(begin)

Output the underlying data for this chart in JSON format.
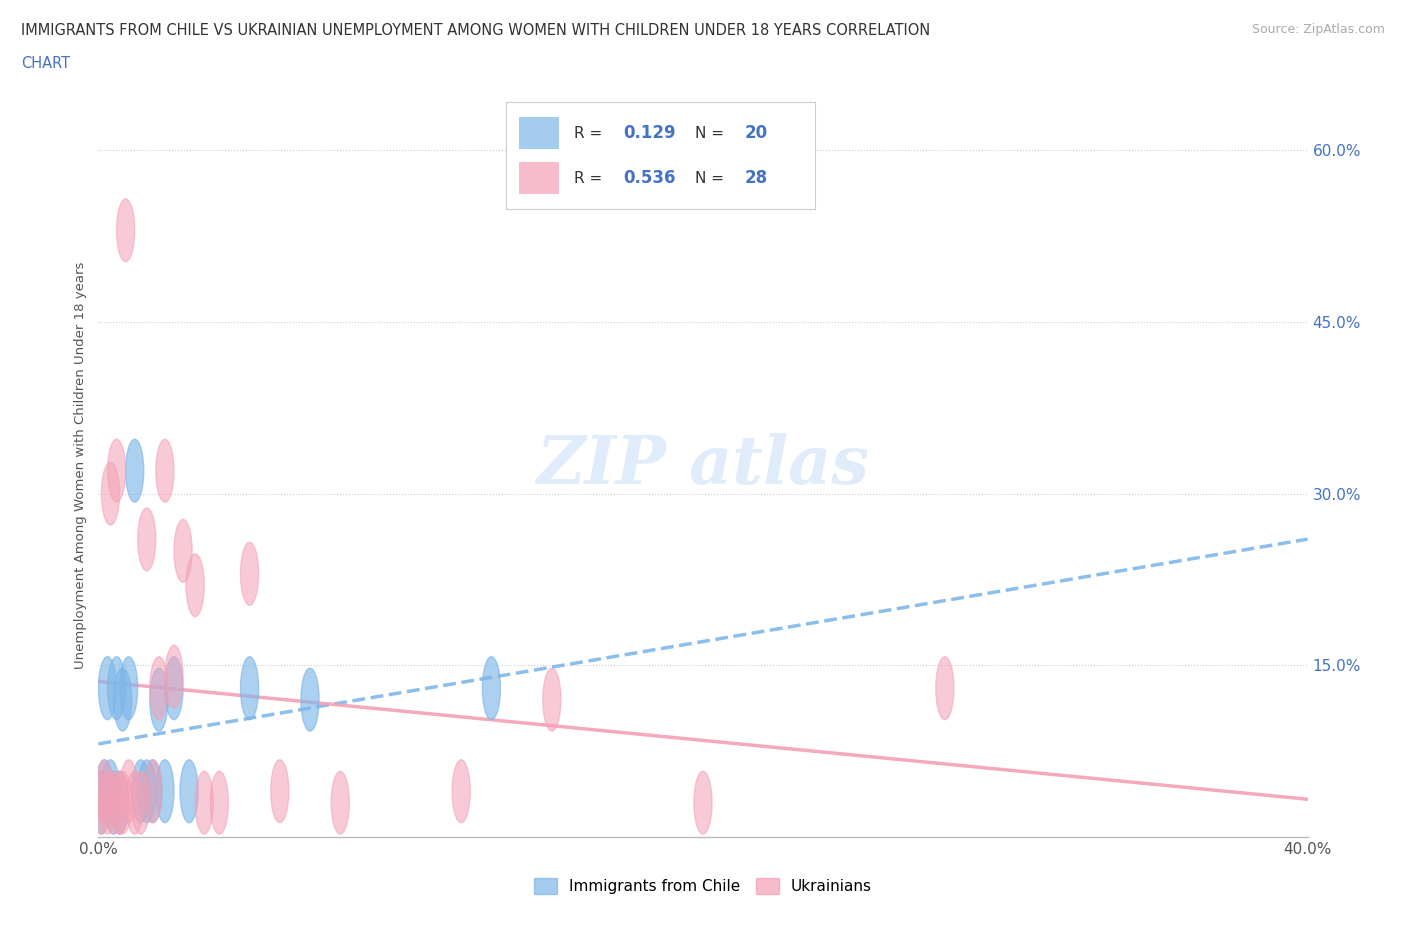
{
  "title_line1": "IMMIGRANTS FROM CHILE VS UKRAINIAN UNEMPLOYMENT AMONG WOMEN WITH CHILDREN UNDER 18 YEARS CORRELATION",
  "title_line2": "CHART",
  "source": "Source: ZipAtlas.com",
  "ylabel": "Unemployment Among Women with Children Under 18 years",
  "xlim": [
    0.0,
    0.4
  ],
  "ylim": [
    0.0,
    0.65
  ],
  "xticks": [
    0.0,
    0.05,
    0.1,
    0.15,
    0.2,
    0.25,
    0.3,
    0.35,
    0.4
  ],
  "xtick_labels": [
    "0.0%",
    "",
    "",
    "",
    "",
    "",
    "",
    "",
    "40.0%"
  ],
  "ytick_labels": [
    "15.0%",
    "30.0%",
    "45.0%",
    "60.0%"
  ],
  "yticks": [
    0.15,
    0.3,
    0.45,
    0.6
  ],
  "chile_color": "#7eb7e8",
  "ukraine_color": "#f4a0b5",
  "chile_R": "0.129",
  "chile_N": "20",
  "ukraine_R": "0.536",
  "ukraine_N": "28",
  "background_color": "#ffffff",
  "chile_x": [
    0.001,
    0.002,
    0.003,
    0.004,
    0.005,
    0.006,
    0.007,
    0.008,
    0.01,
    0.012,
    0.014,
    0.016,
    0.018,
    0.02,
    0.022,
    0.025,
    0.03,
    0.05,
    0.07,
    0.13
  ],
  "chile_y": [
    0.03,
    0.04,
    0.13,
    0.04,
    0.03,
    0.13,
    0.03,
    0.12,
    0.13,
    0.32,
    0.04,
    0.04,
    0.04,
    0.12,
    0.04,
    0.13,
    0.04,
    0.13,
    0.12,
    0.13
  ],
  "ukraine_x": [
    0.001,
    0.002,
    0.003,
    0.004,
    0.005,
    0.006,
    0.007,
    0.008,
    0.009,
    0.01,
    0.012,
    0.014,
    0.016,
    0.018,
    0.02,
    0.022,
    0.025,
    0.028,
    0.032,
    0.035,
    0.04,
    0.05,
    0.06,
    0.08,
    0.12,
    0.15,
    0.2,
    0.28
  ],
  "ukraine_y": [
    0.03,
    0.04,
    0.03,
    0.3,
    0.03,
    0.32,
    0.03,
    0.03,
    0.53,
    0.04,
    0.03,
    0.03,
    0.26,
    0.04,
    0.13,
    0.32,
    0.14,
    0.25,
    0.22,
    0.03,
    0.03,
    0.23,
    0.04,
    0.03,
    0.04,
    0.12,
    0.03,
    0.13
  ]
}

(end)

Copy all the lines of data exactly as they appear, dropping any images.

Output the underlying data for this chart in JSON format.
{
  "title_line1": "IMMIGRANTS FROM CHILE VS UKRAINIAN UNEMPLOYMENT AMONG WOMEN WITH CHILDREN UNDER 18 YEARS CORRELATION",
  "title_line2": "CHART",
  "source": "Source: ZipAtlas.com",
  "ylabel": "Unemployment Among Women with Children Under 18 years",
  "xlim": [
    0.0,
    0.4
  ],
  "ylim": [
    0.0,
    0.65
  ],
  "xticks": [
    0.0,
    0.05,
    0.1,
    0.15,
    0.2,
    0.25,
    0.3,
    0.35,
    0.4
  ],
  "xtick_labels": [
    "0.0%",
    "",
    "",
    "",
    "",
    "",
    "",
    "",
    "40.0%"
  ],
  "ytick_labels": [
    "15.0%",
    "30.0%",
    "45.0%",
    "60.0%"
  ],
  "yticks": [
    0.15,
    0.3,
    0.45,
    0.6
  ],
  "chile_color": "#7eb7e8",
  "ukraine_color": "#f4a0b5",
  "chile_R": "0.129",
  "chile_N": "20",
  "ukraine_R": "0.536",
  "ukraine_N": "28",
  "background_color": "#ffffff",
  "chile_x": [
    0.001,
    0.002,
    0.003,
    0.004,
    0.005,
    0.006,
    0.007,
    0.008,
    0.01,
    0.012,
    0.014,
    0.016,
    0.018,
    0.02,
    0.022,
    0.025,
    0.03,
    0.05,
    0.07,
    0.13
  ],
  "chile_y": [
    0.03,
    0.04,
    0.13,
    0.04,
    0.03,
    0.13,
    0.03,
    0.12,
    0.13,
    0.32,
    0.04,
    0.04,
    0.04,
    0.12,
    0.04,
    0.13,
    0.04,
    0.13,
    0.12,
    0.13
  ],
  "ukraine_x": [
    0.001,
    0.002,
    0.003,
    0.004,
    0.005,
    0.006,
    0.007,
    0.008,
    0.009,
    0.01,
    0.012,
    0.014,
    0.016,
    0.018,
    0.02,
    0.022,
    0.025,
    0.028,
    0.032,
    0.035,
    0.04,
    0.05,
    0.06,
    0.08,
    0.12,
    0.15,
    0.2,
    0.28
  ],
  "ukraine_y": [
    0.03,
    0.04,
    0.03,
    0.3,
    0.03,
    0.32,
    0.03,
    0.03,
    0.53,
    0.04,
    0.03,
    0.03,
    0.26,
    0.04,
    0.13,
    0.32,
    0.14,
    0.25,
    0.22,
    0.03,
    0.03,
    0.23,
    0.04,
    0.03,
    0.04,
    0.12,
    0.03,
    0.13
  ]
}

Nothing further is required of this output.